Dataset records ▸
****

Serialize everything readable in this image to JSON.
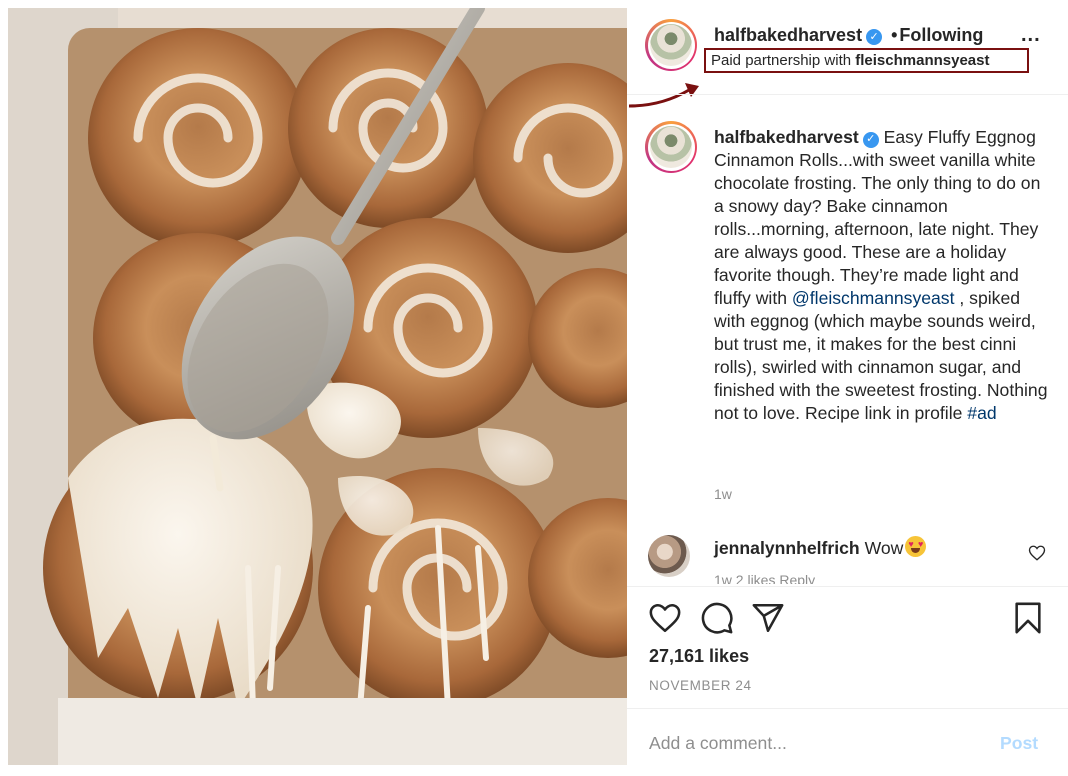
{
  "post": {
    "username": "halfbakedharvest",
    "verified_mark": "✓",
    "follow_separator": "•",
    "follow_status": "Following",
    "more_options": "...",
    "partnership_prefix": "Paid partnership with",
    "partner": "fleischmannsyeast"
  },
  "caption": {
    "username": "halfbakedharvest",
    "text_part1": "Easy Fluffy Eggnog Cinnamon Rolls...with sweet vanilla white chocolate frosting. The only thing to do on a snowy day? Bake cinnamon rolls...morning, afternoon, late night. They are always good. These are a holiday favorite though. They’re made light and fluffy with",
    "mention": "@fleischmannsyeast",
    "text_part2": ", spiked with eggnog (which maybe sounds weird, but trust me, it makes for the best cinni rolls), swirled with cinnamon sugar, and finished with the sweetest frosting. Nothing not to love. Recipe link in profile",
    "hashtag": "#ad",
    "time_ago": "1w"
  },
  "comment": {
    "username": "jennalynnhelfrich",
    "text": "Wow",
    "emoji": "heart-eyes-emoji",
    "meta": "1w   2 likes   Reply"
  },
  "actions": {
    "likes": "27,161 likes",
    "date": "NOVEMBER 24"
  },
  "comment_box": {
    "placeholder": "Add a comment...",
    "post_label": "Post"
  },
  "icons": {
    "like": "heart-icon",
    "comment": "comment-bubble-icon",
    "share": "paper-plane-icon",
    "save": "bookmark-icon"
  },
  "colors": {
    "highlight_box": "#7a1010",
    "link": "#00376b",
    "verified": "#3897f0",
    "post_button_disabled": "#b3dbff",
    "muted_text": "#8e8e8e"
  }
}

****

Leave out the pictures and output the rest of the material exactly as written.

Serialize everything readable in this image to JSON.
{
  "post": {
    "username": "halfbakedharvest",
    "verified_mark": "✓",
    "follow_separator": "•",
    "follow_status": "Following",
    "more_options": "...",
    "partnership_prefix": "Paid partnership with",
    "partner": "fleischmannsyeast"
  },
  "caption": {
    "username": "halfbakedharvest",
    "text_part1": "Easy Fluffy Eggnog Cinnamon Rolls...with sweet vanilla white chocolate frosting. The only thing to do on a snowy day? Bake cinnamon rolls...morning, afternoon, late night. They are always good. These are a holiday favorite though. They’re made light and fluffy with",
    "mention": "@fleischmannsyeast",
    "text_part2": ", spiked with eggnog (which maybe sounds weird, but trust me, it makes for the best cinni rolls), swirled with cinnamon sugar, and finished with the sweetest frosting. Nothing not to love. Recipe link in profile",
    "hashtag": "#ad",
    "time_ago": "1w"
  },
  "comment": {
    "username": "jennalynnhelfrich",
    "text": "Wow",
    "emoji": "heart-eyes-emoji",
    "meta": "1w   2 likes   Reply"
  },
  "actions": {
    "likes": "27,161 likes",
    "date": "NOVEMBER 24"
  },
  "comment_box": {
    "placeholder": "Add a comment...",
    "post_label": "Post"
  },
  "icons": {
    "like": "heart-icon",
    "comment": "comment-bubble-icon",
    "share": "paper-plane-icon",
    "save": "bookmark-icon"
  },
  "colors": {
    "highlight_box": "#7a1010",
    "link": "#00376b",
    "verified": "#3897f0",
    "post_button_disabled": "#b3dbff",
    "muted_text": "#8e8e8e"
  }
}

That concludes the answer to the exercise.